━━━━━ STORED RECORDS ━━━━━

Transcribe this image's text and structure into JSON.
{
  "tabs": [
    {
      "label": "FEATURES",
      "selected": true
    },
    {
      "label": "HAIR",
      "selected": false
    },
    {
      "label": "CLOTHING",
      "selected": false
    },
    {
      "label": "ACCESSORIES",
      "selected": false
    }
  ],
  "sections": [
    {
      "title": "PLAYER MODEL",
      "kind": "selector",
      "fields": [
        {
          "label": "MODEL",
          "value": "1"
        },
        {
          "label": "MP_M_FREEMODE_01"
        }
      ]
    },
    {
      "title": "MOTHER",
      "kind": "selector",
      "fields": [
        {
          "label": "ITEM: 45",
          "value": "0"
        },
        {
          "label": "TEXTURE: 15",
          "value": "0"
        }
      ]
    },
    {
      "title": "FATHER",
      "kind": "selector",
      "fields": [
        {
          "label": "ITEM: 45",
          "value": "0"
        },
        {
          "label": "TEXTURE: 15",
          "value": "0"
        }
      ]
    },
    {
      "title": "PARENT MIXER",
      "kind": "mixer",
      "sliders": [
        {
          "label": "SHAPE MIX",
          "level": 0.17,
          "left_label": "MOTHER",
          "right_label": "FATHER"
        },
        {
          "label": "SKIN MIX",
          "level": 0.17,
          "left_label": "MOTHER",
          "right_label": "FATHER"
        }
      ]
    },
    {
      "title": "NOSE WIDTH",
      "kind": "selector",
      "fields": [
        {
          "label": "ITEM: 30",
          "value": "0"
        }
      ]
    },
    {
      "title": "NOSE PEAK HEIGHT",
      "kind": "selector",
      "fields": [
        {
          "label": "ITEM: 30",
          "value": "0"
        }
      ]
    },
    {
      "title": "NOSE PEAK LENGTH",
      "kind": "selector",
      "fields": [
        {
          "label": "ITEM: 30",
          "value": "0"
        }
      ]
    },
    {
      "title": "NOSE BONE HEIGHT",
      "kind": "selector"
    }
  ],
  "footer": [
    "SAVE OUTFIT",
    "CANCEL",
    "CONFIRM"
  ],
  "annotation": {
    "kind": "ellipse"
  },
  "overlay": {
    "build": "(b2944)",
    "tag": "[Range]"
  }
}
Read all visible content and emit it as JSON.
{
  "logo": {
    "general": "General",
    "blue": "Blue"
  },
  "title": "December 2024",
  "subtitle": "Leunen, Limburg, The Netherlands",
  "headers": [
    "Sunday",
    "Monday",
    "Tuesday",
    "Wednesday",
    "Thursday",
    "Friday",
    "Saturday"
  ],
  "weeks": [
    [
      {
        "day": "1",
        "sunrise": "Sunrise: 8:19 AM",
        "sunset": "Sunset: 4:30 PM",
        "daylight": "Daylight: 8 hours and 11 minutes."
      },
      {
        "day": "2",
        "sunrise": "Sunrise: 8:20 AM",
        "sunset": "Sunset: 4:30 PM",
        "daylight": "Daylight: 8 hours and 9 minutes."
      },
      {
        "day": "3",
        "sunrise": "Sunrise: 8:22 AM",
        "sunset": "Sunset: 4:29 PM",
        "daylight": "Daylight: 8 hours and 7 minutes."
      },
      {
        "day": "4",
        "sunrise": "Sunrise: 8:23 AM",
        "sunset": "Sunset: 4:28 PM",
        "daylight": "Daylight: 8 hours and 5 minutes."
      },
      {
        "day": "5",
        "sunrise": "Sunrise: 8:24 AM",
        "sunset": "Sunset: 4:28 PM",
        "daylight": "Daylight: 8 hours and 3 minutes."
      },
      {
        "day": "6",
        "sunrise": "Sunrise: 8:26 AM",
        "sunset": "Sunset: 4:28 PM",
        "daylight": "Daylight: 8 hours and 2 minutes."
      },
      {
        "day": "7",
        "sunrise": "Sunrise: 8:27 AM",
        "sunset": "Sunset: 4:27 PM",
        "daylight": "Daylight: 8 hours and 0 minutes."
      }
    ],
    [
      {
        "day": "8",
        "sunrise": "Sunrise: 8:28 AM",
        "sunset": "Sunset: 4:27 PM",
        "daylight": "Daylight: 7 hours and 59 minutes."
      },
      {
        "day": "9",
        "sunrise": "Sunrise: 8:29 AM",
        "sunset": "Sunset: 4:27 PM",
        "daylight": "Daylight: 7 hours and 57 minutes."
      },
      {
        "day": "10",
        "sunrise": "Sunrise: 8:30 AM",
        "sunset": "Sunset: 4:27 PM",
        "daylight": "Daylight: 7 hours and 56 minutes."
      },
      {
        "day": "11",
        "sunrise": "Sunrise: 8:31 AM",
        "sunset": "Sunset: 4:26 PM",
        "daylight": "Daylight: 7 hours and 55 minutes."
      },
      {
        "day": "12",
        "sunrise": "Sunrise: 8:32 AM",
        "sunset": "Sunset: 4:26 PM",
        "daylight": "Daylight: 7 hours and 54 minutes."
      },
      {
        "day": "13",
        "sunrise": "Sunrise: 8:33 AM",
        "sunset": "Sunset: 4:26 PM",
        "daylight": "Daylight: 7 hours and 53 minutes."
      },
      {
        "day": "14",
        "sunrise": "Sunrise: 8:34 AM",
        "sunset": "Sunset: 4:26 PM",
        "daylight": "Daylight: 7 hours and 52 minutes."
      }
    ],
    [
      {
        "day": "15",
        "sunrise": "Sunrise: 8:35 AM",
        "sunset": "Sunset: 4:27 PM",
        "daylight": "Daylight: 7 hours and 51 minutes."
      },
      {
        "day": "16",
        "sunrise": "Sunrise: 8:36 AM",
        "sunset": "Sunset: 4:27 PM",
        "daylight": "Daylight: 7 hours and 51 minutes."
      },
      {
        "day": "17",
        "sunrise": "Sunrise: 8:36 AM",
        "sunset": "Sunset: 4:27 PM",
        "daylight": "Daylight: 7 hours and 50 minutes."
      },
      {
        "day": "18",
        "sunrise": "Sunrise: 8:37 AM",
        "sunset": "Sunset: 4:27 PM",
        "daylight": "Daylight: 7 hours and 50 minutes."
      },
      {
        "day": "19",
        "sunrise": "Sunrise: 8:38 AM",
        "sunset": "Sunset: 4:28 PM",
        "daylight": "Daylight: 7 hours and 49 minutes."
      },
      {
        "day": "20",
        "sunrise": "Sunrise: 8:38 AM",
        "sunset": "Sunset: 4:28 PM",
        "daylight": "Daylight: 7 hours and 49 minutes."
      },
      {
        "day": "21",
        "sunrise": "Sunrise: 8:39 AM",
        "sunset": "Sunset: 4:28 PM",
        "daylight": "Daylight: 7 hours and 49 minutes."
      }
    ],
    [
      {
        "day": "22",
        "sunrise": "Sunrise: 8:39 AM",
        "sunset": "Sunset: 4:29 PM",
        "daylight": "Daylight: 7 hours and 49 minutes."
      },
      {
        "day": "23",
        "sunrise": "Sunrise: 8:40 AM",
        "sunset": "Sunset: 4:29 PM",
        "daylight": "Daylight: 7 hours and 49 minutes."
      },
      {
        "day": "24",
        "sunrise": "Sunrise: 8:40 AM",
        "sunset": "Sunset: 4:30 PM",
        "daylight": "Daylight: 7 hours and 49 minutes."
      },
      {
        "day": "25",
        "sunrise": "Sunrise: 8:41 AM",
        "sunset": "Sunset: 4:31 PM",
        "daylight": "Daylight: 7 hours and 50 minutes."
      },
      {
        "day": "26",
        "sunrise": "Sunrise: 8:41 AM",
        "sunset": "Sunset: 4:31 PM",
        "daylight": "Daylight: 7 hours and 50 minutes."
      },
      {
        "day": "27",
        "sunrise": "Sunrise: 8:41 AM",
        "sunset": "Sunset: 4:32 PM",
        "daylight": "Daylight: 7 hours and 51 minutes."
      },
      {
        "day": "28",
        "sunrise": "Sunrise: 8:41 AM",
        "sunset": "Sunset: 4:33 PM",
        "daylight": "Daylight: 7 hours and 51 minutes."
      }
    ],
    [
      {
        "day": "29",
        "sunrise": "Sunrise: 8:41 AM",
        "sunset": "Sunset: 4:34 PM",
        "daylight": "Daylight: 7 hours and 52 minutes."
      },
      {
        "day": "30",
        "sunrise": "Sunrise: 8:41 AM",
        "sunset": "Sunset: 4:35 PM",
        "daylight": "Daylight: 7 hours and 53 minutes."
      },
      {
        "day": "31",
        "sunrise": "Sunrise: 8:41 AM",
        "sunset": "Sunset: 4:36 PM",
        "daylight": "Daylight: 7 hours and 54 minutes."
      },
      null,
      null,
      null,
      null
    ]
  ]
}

━━━━━

WHAT IS NEEDED:
Work out how many lines in the records above hold the string "HEIGHT", then give only that count.

EXERCISE RESPONSE:
2